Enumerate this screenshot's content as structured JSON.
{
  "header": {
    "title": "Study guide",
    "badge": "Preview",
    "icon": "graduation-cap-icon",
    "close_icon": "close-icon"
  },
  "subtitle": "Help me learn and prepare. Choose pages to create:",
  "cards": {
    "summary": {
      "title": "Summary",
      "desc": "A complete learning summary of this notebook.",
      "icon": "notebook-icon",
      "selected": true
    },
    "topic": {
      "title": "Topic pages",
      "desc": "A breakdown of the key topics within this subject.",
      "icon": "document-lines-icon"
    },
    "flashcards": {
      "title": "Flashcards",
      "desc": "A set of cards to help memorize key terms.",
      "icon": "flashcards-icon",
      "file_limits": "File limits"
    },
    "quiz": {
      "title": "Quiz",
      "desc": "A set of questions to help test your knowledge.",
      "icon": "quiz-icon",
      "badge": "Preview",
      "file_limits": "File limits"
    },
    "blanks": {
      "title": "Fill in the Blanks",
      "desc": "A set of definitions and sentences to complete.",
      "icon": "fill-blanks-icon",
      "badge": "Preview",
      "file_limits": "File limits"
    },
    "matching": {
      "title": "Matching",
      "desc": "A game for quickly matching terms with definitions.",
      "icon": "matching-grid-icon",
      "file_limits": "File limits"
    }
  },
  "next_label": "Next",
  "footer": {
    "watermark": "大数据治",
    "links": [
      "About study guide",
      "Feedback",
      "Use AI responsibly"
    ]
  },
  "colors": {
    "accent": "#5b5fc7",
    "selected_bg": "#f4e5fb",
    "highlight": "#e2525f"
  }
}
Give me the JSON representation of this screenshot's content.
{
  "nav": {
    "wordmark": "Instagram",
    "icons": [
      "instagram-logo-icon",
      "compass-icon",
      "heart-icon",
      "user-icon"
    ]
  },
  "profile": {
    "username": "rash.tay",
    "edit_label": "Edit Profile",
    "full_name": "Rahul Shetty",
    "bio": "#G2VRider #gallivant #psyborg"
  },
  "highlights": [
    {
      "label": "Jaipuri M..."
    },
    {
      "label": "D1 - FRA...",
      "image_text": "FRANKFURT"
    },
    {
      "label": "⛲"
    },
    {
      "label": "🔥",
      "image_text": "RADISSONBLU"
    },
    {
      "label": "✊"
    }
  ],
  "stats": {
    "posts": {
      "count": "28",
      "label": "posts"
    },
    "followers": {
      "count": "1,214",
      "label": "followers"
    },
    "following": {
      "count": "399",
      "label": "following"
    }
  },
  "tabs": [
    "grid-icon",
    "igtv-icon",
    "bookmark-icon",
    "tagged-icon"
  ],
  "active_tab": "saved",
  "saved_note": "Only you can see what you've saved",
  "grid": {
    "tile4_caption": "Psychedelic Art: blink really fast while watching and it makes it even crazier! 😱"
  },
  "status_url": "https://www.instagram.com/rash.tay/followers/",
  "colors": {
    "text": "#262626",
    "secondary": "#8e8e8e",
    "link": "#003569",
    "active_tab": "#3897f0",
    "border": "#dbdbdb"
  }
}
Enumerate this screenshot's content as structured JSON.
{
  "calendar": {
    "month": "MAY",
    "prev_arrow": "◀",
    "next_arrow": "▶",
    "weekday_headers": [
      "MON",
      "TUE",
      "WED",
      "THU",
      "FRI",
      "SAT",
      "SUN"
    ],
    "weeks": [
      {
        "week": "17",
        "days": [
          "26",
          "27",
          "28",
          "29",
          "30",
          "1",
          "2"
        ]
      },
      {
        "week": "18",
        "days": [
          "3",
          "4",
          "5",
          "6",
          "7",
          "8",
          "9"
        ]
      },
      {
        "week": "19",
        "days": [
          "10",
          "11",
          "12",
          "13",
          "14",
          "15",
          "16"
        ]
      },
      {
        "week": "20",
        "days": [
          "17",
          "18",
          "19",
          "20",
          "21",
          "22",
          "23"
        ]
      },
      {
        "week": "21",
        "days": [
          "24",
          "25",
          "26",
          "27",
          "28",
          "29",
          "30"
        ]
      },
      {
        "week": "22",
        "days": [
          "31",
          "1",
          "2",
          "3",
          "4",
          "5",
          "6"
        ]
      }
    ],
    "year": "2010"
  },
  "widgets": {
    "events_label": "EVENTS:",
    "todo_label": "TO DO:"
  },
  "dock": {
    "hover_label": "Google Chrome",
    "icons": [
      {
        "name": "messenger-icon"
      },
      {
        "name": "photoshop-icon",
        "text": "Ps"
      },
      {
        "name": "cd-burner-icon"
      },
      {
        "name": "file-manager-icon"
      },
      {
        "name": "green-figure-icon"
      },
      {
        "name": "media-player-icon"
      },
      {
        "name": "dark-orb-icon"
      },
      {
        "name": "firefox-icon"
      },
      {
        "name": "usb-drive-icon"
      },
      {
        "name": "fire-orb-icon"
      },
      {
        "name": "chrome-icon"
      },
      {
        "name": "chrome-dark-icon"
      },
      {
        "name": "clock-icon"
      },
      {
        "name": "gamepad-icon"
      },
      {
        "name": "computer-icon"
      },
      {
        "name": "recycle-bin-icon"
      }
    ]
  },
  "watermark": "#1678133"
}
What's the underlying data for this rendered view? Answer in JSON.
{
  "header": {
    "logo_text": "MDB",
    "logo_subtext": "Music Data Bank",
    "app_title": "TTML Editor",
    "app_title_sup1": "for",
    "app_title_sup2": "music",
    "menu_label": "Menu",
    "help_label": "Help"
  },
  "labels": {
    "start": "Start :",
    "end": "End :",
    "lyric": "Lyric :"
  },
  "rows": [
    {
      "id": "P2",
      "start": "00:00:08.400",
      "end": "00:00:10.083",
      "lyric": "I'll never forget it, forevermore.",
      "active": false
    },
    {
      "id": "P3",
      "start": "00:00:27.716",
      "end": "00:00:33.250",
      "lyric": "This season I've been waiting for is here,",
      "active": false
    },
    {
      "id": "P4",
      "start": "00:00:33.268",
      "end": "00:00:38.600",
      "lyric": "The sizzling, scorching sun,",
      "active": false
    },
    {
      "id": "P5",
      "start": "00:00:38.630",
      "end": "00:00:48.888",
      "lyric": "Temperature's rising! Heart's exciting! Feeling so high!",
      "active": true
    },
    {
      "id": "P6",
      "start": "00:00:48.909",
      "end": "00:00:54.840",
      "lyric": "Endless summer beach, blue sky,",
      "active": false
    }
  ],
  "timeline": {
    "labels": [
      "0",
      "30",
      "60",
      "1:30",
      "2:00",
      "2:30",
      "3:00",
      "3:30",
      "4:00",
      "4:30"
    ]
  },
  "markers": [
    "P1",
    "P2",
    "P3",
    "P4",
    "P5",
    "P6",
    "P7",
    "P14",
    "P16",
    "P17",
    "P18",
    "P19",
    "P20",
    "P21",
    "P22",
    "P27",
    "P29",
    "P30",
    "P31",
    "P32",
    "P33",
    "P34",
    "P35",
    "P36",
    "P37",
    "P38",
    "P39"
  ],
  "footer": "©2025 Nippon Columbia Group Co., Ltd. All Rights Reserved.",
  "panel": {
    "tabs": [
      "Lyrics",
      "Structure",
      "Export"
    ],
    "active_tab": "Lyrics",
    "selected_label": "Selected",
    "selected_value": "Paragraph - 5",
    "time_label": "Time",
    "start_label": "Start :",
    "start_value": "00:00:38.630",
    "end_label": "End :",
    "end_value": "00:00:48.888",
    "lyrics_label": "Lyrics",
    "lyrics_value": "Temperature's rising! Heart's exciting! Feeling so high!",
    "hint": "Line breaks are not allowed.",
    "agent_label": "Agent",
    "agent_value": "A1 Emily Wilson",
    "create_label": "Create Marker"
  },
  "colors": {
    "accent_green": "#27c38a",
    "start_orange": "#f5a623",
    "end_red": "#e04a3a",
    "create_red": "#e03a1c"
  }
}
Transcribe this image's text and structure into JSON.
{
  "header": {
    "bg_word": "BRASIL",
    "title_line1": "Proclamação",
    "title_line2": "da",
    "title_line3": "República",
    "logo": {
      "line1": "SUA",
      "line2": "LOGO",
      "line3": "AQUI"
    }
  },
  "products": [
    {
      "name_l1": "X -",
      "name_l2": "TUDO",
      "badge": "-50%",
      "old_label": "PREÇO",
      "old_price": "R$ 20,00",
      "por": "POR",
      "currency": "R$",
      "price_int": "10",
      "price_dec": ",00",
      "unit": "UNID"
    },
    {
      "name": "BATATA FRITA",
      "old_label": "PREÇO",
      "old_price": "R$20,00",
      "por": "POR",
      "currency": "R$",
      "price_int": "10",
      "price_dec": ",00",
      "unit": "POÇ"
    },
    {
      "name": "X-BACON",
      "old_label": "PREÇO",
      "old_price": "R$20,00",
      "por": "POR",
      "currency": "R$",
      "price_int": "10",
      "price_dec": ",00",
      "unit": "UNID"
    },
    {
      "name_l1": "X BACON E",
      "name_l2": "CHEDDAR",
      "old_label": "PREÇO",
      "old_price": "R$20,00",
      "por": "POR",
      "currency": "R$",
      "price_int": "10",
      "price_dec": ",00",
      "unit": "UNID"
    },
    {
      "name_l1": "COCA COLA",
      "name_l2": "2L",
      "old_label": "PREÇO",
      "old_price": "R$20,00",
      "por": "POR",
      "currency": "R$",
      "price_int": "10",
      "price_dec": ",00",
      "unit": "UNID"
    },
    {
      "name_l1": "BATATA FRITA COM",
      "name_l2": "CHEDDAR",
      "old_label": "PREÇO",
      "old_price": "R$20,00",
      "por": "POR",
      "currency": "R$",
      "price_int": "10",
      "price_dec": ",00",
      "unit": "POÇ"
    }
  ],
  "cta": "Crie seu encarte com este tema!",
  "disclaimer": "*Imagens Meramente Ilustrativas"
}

== What the task asks ==
Write only the number of lines in the records that include the word "rash".

== Exercise answer ==
2